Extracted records
○ ○ ○ ○ ○ ○ ○

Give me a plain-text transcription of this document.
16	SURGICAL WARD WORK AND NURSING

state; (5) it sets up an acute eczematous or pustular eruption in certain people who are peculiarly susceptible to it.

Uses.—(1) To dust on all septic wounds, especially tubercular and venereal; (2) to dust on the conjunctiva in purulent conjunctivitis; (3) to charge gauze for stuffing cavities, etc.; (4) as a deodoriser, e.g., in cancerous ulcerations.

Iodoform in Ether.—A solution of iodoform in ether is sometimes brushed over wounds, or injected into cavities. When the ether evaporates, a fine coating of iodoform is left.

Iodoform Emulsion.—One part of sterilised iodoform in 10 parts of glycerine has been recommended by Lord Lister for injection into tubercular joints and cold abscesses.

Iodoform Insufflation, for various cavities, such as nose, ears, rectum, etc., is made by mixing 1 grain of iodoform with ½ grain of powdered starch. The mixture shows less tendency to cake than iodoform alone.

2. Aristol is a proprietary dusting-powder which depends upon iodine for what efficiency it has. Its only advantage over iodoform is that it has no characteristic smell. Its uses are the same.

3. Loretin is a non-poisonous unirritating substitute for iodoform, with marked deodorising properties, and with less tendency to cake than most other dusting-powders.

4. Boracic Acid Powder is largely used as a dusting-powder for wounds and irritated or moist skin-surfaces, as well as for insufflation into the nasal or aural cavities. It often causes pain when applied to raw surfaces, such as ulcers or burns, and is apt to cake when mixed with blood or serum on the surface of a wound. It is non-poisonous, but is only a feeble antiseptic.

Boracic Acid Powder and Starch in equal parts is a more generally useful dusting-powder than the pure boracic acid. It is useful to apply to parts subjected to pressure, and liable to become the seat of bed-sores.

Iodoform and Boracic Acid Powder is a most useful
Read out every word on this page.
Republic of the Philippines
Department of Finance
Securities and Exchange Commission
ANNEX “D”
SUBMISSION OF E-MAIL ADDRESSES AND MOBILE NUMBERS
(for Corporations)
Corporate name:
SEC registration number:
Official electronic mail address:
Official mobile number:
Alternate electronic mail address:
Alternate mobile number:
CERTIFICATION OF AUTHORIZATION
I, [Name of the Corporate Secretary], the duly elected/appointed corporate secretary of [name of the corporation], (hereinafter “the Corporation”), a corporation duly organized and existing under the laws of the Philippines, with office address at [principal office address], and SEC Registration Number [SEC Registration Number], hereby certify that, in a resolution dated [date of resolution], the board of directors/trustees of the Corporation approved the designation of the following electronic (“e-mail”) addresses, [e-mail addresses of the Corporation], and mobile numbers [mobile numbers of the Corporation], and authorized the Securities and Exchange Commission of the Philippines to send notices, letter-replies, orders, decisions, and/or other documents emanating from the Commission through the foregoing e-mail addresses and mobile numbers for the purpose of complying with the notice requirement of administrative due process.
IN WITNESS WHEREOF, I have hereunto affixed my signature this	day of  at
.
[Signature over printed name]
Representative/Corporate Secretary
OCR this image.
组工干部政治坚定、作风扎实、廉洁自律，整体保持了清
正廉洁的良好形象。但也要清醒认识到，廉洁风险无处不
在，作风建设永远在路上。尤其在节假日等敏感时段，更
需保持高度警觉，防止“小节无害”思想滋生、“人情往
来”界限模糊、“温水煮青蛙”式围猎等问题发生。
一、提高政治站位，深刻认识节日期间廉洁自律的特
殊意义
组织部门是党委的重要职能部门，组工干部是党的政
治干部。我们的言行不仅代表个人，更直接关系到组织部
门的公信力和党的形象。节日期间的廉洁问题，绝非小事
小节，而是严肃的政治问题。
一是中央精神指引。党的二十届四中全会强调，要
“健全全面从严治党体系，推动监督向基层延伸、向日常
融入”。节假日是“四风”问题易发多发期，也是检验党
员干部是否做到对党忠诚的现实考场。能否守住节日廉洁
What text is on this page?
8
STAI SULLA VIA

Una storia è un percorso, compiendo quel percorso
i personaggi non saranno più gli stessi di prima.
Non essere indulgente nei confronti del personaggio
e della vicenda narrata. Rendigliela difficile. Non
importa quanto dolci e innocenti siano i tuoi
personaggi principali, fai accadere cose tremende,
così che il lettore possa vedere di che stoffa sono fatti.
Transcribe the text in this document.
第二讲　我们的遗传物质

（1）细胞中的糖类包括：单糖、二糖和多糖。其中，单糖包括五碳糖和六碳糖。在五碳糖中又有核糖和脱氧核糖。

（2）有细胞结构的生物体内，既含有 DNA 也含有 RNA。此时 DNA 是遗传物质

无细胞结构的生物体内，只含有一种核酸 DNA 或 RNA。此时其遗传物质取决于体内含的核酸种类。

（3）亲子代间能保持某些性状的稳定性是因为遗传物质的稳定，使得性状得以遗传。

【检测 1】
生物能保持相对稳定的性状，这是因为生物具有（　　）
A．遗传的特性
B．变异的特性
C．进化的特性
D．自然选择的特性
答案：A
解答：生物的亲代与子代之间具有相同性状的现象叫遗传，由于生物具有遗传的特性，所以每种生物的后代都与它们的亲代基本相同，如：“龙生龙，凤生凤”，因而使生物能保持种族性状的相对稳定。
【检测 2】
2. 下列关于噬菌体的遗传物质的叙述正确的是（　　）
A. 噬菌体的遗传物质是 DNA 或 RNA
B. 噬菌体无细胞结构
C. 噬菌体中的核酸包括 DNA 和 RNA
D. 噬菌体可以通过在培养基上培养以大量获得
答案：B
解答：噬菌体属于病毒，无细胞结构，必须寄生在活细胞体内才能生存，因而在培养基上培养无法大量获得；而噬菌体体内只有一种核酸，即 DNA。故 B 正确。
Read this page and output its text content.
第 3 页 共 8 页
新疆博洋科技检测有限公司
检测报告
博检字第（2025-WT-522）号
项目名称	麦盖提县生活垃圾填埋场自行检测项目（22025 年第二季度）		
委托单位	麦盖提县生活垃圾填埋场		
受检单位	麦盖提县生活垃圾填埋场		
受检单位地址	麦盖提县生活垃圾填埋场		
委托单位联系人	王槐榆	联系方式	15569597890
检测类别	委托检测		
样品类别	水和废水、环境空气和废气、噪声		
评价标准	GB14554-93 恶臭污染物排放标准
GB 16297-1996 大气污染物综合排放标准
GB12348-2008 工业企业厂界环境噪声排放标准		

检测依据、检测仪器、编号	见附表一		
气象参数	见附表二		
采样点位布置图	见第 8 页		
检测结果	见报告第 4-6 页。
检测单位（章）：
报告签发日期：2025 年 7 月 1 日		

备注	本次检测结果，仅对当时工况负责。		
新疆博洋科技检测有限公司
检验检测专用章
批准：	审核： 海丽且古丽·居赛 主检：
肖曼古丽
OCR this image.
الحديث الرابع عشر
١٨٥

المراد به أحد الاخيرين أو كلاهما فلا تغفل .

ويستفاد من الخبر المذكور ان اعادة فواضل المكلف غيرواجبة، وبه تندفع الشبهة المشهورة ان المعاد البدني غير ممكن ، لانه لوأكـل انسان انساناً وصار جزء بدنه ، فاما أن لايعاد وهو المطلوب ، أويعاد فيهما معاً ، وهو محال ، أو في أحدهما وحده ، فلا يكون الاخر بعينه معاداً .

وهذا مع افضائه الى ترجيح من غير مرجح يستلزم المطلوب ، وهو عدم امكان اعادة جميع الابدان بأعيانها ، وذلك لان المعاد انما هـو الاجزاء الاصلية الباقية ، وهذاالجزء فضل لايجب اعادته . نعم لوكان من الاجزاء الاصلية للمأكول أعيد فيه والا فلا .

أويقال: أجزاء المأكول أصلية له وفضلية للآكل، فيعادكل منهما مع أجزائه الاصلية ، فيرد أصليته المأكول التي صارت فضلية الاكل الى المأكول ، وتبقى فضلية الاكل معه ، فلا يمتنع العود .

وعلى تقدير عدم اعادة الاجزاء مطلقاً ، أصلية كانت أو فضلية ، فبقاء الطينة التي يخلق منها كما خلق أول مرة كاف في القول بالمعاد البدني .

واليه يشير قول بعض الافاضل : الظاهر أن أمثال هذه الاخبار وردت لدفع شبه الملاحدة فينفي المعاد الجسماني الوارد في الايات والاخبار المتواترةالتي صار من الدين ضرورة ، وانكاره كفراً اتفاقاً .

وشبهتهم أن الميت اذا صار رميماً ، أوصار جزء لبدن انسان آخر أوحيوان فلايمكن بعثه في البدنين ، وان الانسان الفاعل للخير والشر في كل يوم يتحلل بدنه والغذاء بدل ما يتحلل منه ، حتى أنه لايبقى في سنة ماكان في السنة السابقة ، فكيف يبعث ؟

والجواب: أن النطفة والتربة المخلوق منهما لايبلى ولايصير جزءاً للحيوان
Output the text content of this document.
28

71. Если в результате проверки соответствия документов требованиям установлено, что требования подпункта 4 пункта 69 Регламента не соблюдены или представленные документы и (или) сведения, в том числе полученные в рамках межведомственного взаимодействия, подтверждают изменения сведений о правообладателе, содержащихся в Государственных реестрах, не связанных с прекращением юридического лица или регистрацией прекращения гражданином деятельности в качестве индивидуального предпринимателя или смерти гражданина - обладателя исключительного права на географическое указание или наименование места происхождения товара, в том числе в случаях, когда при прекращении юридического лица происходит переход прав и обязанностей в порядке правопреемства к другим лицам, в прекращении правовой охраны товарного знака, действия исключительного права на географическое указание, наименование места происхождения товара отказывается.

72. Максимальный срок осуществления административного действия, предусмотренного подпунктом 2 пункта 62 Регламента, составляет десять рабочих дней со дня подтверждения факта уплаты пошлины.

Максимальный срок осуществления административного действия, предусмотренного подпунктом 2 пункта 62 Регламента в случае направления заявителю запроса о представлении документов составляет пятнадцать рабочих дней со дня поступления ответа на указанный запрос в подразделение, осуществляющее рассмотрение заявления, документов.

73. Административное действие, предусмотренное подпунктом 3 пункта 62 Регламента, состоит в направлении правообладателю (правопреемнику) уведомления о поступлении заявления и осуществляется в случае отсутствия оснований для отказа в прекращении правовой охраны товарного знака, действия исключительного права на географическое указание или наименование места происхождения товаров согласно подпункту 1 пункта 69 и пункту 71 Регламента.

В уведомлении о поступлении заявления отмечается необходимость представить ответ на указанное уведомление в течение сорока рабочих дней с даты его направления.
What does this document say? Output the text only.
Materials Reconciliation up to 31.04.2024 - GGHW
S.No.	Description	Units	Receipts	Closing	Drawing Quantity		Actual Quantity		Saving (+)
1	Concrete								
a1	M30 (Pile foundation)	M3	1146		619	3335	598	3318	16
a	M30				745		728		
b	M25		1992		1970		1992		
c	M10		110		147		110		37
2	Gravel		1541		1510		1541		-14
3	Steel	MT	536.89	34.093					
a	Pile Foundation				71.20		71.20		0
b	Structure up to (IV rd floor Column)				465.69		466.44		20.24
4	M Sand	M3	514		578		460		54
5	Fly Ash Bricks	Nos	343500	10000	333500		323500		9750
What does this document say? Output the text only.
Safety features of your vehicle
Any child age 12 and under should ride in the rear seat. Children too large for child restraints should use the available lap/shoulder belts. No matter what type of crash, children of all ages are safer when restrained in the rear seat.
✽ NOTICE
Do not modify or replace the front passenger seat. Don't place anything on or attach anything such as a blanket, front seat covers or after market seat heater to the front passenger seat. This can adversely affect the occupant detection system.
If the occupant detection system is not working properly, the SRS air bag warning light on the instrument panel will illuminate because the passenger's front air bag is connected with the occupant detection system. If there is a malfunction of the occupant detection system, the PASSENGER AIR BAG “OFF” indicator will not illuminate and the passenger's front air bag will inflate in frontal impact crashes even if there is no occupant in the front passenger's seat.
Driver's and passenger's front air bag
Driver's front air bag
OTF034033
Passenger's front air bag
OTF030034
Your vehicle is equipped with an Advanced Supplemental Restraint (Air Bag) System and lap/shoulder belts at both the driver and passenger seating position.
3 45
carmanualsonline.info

○ ○ ○ ○ ○ ○ ○

» Stated task
Locate the word "документов" in the data above. Copy every line carrying it.

» Response below
71. Если в результате проверки соответствия документов требованиям установлено, что требования подпункта 4 пункта 69 Регламента не соблюдены или представленные документы и (или) сведения, в том числе полученные в рамках межведомственного взаимодействия, подтверждают изменения сведений о правообладателе, содержащихся в Государственных реестрах, не связанных с прекращением юридического лица или регистрацией прекращения гражданином деятельности в качестве индивидуального предпринимателя или смерти гражданина - обладателя исключительного права на географическое указание или наименование места происхождения товара, в том числе в случаях, когда при прекращении юридического лица происходит переход прав и обязанностей в порядке правопреемства к другим лицам, в прекращении правовой охраны товарного знака, действия исключительного права на географическое указание, наименование места происхождения товара отказывается.
Максимальный срок осуществления административного действия, предусмотренного подпунктом 2 пункта 62 Регламента в случае направления заявителю запроса о представлении документов составляет пятнадцать рабочих дней со дня поступления ответа на указанный запрос в подразделение, осуществляющее рассмотрение заявления, документов.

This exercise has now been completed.